* _Exercise brief_:
Report every line below that holds the word "Overview".

================

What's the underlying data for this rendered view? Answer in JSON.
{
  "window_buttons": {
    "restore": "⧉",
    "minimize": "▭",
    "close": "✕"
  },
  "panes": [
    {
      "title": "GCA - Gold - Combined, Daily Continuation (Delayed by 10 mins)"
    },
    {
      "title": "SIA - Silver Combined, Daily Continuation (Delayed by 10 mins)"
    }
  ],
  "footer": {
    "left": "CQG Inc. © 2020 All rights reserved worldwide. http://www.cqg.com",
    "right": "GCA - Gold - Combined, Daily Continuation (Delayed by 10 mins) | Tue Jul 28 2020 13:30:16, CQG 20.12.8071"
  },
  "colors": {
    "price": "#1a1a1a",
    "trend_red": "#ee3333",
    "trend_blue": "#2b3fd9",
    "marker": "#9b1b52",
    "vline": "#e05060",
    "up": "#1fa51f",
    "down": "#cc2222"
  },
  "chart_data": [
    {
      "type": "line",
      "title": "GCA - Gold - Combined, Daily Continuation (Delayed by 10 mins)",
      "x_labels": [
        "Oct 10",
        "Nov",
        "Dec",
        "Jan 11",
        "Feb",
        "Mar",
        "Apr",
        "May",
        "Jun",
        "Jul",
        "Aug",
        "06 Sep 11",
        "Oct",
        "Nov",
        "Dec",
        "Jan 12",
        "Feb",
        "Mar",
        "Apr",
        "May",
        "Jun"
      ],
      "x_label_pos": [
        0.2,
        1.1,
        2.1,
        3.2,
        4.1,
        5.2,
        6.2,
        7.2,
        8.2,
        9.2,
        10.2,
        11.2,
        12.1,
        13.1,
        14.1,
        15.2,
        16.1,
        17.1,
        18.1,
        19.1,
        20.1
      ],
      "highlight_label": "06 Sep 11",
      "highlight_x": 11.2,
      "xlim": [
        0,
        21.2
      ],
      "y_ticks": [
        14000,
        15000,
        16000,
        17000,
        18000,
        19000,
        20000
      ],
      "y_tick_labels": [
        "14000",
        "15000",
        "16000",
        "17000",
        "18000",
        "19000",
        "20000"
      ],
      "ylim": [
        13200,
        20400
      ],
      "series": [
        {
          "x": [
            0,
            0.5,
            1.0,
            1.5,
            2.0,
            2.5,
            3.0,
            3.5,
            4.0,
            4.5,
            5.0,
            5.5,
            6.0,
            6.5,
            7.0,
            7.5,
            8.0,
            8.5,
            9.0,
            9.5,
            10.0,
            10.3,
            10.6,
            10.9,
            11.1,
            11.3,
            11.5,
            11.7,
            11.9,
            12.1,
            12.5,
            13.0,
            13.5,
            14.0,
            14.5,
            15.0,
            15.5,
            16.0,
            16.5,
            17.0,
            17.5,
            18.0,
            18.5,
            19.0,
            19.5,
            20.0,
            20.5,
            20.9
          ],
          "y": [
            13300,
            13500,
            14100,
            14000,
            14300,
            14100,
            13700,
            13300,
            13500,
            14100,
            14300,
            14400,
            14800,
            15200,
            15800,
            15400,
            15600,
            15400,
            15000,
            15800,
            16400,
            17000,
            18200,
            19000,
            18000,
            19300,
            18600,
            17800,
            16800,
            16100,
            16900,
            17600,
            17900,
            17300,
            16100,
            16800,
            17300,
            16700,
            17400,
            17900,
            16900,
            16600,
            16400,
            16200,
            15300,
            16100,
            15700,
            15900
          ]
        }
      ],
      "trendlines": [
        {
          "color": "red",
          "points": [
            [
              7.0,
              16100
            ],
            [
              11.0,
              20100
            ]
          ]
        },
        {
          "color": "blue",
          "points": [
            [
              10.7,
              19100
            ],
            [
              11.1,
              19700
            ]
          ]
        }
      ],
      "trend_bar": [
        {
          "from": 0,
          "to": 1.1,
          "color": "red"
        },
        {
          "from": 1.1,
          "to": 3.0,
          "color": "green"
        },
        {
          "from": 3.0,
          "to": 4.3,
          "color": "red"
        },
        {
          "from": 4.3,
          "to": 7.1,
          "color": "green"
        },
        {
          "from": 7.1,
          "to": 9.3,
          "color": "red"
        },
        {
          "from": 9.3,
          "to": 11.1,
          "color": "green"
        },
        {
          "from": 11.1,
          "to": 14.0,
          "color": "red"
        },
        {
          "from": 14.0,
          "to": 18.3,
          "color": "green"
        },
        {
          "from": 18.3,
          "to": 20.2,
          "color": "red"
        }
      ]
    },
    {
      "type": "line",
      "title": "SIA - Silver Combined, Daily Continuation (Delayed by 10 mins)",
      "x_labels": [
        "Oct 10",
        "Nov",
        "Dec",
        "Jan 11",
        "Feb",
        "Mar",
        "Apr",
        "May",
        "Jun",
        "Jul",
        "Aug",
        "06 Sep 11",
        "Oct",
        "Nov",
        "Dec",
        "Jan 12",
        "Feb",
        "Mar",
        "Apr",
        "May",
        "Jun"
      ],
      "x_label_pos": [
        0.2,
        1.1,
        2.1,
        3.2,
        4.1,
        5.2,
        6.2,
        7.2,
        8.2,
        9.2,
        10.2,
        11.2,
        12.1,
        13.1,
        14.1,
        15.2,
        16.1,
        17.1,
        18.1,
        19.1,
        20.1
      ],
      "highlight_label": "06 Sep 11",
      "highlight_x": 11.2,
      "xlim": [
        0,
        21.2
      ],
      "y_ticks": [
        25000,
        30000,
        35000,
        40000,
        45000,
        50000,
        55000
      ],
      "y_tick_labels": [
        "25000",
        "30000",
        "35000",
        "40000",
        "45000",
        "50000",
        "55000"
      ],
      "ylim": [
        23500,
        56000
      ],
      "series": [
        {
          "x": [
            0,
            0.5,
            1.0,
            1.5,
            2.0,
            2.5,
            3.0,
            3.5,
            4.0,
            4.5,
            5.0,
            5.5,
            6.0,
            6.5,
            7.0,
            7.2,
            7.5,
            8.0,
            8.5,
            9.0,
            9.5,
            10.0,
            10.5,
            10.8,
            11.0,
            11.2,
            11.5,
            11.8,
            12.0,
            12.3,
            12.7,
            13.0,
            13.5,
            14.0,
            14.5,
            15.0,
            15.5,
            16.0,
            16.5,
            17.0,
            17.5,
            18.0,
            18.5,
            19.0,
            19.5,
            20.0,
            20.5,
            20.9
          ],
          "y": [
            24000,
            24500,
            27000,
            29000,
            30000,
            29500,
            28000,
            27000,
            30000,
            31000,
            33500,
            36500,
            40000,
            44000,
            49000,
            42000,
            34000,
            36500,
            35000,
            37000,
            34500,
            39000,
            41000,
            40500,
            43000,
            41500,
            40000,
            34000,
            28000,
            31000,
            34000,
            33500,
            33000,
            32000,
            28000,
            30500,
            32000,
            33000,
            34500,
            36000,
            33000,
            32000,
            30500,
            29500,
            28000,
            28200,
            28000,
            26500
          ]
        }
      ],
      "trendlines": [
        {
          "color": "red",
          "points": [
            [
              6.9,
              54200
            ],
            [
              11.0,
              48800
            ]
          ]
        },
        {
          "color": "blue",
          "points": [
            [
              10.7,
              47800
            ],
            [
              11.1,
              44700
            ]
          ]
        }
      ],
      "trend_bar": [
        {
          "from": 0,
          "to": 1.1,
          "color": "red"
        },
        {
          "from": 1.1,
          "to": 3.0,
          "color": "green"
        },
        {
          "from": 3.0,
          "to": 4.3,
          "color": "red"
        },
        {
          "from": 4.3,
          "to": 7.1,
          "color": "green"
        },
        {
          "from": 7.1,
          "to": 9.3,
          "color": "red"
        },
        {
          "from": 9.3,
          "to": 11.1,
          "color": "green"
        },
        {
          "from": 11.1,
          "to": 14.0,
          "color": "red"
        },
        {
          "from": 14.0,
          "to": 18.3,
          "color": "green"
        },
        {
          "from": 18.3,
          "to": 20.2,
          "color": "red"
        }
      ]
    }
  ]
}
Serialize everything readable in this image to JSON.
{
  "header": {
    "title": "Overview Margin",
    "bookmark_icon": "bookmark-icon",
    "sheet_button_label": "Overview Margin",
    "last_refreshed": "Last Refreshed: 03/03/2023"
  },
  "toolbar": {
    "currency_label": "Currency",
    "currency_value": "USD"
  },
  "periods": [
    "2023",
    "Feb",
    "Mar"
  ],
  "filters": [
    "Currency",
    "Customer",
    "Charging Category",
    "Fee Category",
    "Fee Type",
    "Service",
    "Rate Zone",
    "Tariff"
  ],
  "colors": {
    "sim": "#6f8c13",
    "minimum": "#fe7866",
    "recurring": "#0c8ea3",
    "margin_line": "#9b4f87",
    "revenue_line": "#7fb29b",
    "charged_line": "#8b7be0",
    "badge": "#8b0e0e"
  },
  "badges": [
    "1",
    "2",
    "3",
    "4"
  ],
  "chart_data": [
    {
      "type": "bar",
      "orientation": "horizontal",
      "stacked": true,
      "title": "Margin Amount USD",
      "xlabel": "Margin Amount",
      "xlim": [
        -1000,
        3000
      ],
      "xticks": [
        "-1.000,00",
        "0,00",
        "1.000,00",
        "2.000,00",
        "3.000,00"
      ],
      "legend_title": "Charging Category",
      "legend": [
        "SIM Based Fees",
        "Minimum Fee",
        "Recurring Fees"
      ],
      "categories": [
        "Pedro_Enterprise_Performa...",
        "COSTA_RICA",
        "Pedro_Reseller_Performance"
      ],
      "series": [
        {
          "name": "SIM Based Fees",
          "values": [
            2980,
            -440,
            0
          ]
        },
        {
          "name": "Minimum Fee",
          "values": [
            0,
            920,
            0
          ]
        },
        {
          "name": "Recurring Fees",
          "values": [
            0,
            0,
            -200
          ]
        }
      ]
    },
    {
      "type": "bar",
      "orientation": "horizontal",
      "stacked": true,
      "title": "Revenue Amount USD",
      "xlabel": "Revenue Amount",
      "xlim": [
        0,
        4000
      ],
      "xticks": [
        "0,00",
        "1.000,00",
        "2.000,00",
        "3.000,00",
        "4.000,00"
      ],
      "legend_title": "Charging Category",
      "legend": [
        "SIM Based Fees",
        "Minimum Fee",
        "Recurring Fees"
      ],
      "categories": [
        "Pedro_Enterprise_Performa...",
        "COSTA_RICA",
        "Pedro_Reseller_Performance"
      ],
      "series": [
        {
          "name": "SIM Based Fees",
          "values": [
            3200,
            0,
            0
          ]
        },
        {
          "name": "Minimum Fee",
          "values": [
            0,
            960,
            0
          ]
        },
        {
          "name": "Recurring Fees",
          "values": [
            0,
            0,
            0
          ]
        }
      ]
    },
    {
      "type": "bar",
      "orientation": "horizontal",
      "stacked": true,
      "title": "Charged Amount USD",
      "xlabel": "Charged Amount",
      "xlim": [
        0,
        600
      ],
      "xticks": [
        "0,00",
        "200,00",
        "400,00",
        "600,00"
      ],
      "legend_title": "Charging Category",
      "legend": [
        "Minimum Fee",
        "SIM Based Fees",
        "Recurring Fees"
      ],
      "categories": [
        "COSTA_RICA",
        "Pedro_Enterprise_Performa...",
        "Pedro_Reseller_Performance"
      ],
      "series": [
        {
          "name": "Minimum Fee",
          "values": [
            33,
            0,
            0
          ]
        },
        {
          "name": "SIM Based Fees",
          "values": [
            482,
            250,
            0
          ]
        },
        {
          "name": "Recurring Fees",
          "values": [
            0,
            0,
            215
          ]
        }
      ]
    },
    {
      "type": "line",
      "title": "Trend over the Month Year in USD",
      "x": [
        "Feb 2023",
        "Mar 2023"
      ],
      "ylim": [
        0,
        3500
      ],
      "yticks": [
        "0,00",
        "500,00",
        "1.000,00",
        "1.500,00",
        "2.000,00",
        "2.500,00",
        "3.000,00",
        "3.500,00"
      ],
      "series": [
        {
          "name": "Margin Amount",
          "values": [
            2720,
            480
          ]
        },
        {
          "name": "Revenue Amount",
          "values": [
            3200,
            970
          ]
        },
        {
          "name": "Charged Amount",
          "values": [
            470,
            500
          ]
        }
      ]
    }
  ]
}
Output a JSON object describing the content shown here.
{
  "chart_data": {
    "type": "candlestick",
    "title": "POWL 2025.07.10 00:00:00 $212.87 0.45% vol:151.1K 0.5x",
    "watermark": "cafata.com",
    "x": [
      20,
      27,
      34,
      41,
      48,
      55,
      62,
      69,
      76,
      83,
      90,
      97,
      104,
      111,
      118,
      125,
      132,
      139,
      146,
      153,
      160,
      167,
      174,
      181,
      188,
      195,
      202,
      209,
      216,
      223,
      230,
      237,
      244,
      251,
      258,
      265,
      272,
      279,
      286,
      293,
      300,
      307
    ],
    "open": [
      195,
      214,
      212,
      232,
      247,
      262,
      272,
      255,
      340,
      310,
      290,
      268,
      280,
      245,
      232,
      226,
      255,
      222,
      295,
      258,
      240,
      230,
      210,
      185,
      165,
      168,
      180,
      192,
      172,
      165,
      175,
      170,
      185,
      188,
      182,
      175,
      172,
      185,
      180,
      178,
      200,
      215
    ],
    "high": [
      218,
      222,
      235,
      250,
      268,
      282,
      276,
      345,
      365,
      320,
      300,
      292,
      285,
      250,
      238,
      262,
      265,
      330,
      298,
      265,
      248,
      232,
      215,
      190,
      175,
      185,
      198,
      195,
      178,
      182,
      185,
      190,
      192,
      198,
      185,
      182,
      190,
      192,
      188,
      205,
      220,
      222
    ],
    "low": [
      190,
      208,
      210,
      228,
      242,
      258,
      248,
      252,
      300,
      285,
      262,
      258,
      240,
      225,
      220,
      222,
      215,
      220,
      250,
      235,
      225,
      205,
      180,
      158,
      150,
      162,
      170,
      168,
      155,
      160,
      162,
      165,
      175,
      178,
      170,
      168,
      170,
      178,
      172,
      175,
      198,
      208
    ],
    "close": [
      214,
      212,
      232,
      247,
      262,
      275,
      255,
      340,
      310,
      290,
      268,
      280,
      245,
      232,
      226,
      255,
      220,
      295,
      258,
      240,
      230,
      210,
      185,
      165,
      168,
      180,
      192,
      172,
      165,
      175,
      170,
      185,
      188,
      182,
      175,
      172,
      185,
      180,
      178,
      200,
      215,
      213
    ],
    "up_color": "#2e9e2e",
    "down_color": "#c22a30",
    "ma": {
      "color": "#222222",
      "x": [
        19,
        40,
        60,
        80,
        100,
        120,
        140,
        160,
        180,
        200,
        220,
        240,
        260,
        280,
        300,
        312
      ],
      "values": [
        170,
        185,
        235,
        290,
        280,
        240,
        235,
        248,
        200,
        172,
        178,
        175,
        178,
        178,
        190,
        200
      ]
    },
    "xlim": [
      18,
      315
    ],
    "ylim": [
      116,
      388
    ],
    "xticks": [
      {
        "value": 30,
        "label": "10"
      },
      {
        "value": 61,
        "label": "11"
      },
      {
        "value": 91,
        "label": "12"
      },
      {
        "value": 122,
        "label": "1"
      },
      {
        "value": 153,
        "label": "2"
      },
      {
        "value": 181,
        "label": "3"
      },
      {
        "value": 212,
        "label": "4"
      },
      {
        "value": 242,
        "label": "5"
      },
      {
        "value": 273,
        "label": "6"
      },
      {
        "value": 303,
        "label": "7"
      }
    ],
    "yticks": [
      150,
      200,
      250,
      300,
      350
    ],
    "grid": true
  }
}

================

* _Task output_:
    "title": "Overview Margin",
    "sheet_button_label": "Overview Margin",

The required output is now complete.